> _Information provided_
━━━

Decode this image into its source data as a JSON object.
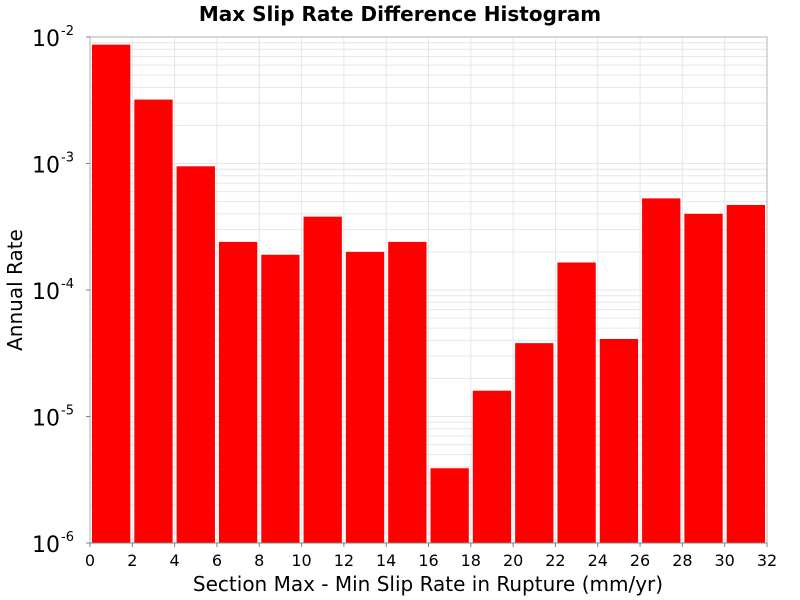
{
  "chart_data": {
    "type": "bar",
    "title": "Max Slip Rate Difference Histogram",
    "xlabel": "Section Max - Min Slip Rate in Rupture (mm/yr)",
    "ylabel": "Annual Rate",
    "yscale": "log",
    "xlim": [
      0,
      32
    ],
    "ylim": [
      1e-06,
      0.01
    ],
    "bin_width": 2,
    "x_ticks": [
      0,
      2,
      4,
      6,
      8,
      10,
      12,
      14,
      16,
      18,
      20,
      22,
      24,
      26,
      28,
      30,
      32
    ],
    "y_ticks": [
      {
        "base": "10",
        "exp": "-2",
        "value": 0.01
      },
      {
        "base": "10",
        "exp": "-3",
        "value": 0.001
      },
      {
        "base": "10",
        "exp": "-4",
        "value": 0.0001
      },
      {
        "base": "10",
        "exp": "-5",
        "value": 1e-05
      },
      {
        "base": "10",
        "exp": "-6",
        "value": 1e-06
      }
    ],
    "bins": [
      {
        "x_start": 0,
        "x_end": 2,
        "value": 0.0087
      },
      {
        "x_start": 2,
        "x_end": 4,
        "value": 0.0032
      },
      {
        "x_start": 4,
        "x_end": 6,
        "value": 0.00095
      },
      {
        "x_start": 6,
        "x_end": 8,
        "value": 0.00024
      },
      {
        "x_start": 8,
        "x_end": 10,
        "value": 0.00019
      },
      {
        "x_start": 10,
        "x_end": 12,
        "value": 0.00038
      },
      {
        "x_start": 12,
        "x_end": 14,
        "value": 0.0002
      },
      {
        "x_start": 14,
        "x_end": 16,
        "value": 0.00024
      },
      {
        "x_start": 16,
        "x_end": 18,
        "value": 3.9e-06
      },
      {
        "x_start": 18,
        "x_end": 20,
        "value": 1.6e-05
      },
      {
        "x_start": 20,
        "x_end": 22,
        "value": 3.8e-05
      },
      {
        "x_start": 22,
        "x_end": 24,
        "value": 0.000165
      },
      {
        "x_start": 24,
        "x_end": 26,
        "value": 4.1e-05
      },
      {
        "x_start": 26,
        "x_end": 28,
        "value": 0.00053
      },
      {
        "x_start": 28,
        "x_end": 30,
        "value": 0.0004
      },
      {
        "x_start": 30,
        "x_end": 32,
        "value": 0.00047
      }
    ],
    "bar_color": "#ff0000",
    "grid": true,
    "grid_color": "#e6e6e6",
    "plot_border_color": "#b0b0b0"
  }
}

━━━

> _What you need to do_
Omit every picture, and otherwise quote the entries exactly.

> _Exercise result_
Decode this image into its source data as a JSON object.
{
  "chart_data": {
    "type": "bar",
    "title": "Max Slip Rate Difference Histogram",
    "xlabel": "Section Max - Min Slip Rate in Rupture (mm/yr)",
    "ylabel": "Annual Rate",
    "yscale": "log",
    "xlim": [
      0,
      32
    ],
    "ylim": [
      1e-06,
      0.01
    ],
    "bin_width": 2,
    "x_ticks": [
      0,
      2,
      4,
      6,
      8,
      10,
      12,
      14,
      16,
      18,
      20,
      22,
      24,
      26,
      28,
      30,
      32
    ],
    "y_ticks": [
      {
        "base": "10",
        "exp": "-2",
        "value": 0.01
      },
      {
        "base": "10",
        "exp": "-3",
        "value": 0.001
      },
      {
        "base": "10",
        "exp": "-4",
        "value": 0.0001
      },
      {
        "base": "10",
        "exp": "-5",
        "value": 1e-05
      },
      {
        "base": "10",
        "exp": "-6",
        "value": 1e-06
      }
    ],
    "bins": [
      {
        "x_start": 0,
        "x_end": 2,
        "value": 0.0087
      },
      {
        "x_start": 2,
        "x_end": 4,
        "value": 0.0032
      },
      {
        "x_start": 4,
        "x_end": 6,
        "value": 0.00095
      },
      {
        "x_start": 6,
        "x_end": 8,
        "value": 0.00024
      },
      {
        "x_start": 8,
        "x_end": 10,
        "value": 0.00019
      },
      {
        "x_start": 10,
        "x_end": 12,
        "value": 0.00038
      },
      {
        "x_start": 12,
        "x_end": 14,
        "value": 0.0002
      },
      {
        "x_start": 14,
        "x_end": 16,
        "value": 0.00024
      },
      {
        "x_start": 16,
        "x_end": 18,
        "value": 3.9e-06
      },
      {
        "x_start": 18,
        "x_end": 20,
        "value": 1.6e-05
      },
      {
        "x_start": 20,
        "x_end": 22,
        "value": 3.8e-05
      },
      {
        "x_start": 22,
        "x_end": 24,
        "value": 0.000165
      },
      {
        "x_start": 24,
        "x_end": 26,
        "value": 4.1e-05
      },
      {
        "x_start": 26,
        "x_end": 28,
        "value": 0.00053
      },
      {
        "x_start": 28,
        "x_end": 30,
        "value": 0.0004
      },
      {
        "x_start": 30,
        "x_end": 32,
        "value": 0.00047
      }
    ],
    "bar_color": "#ff0000",
    "grid": true,
    "grid_color": "#e6e6e6",
    "plot_border_color": "#b0b0b0"
  }
}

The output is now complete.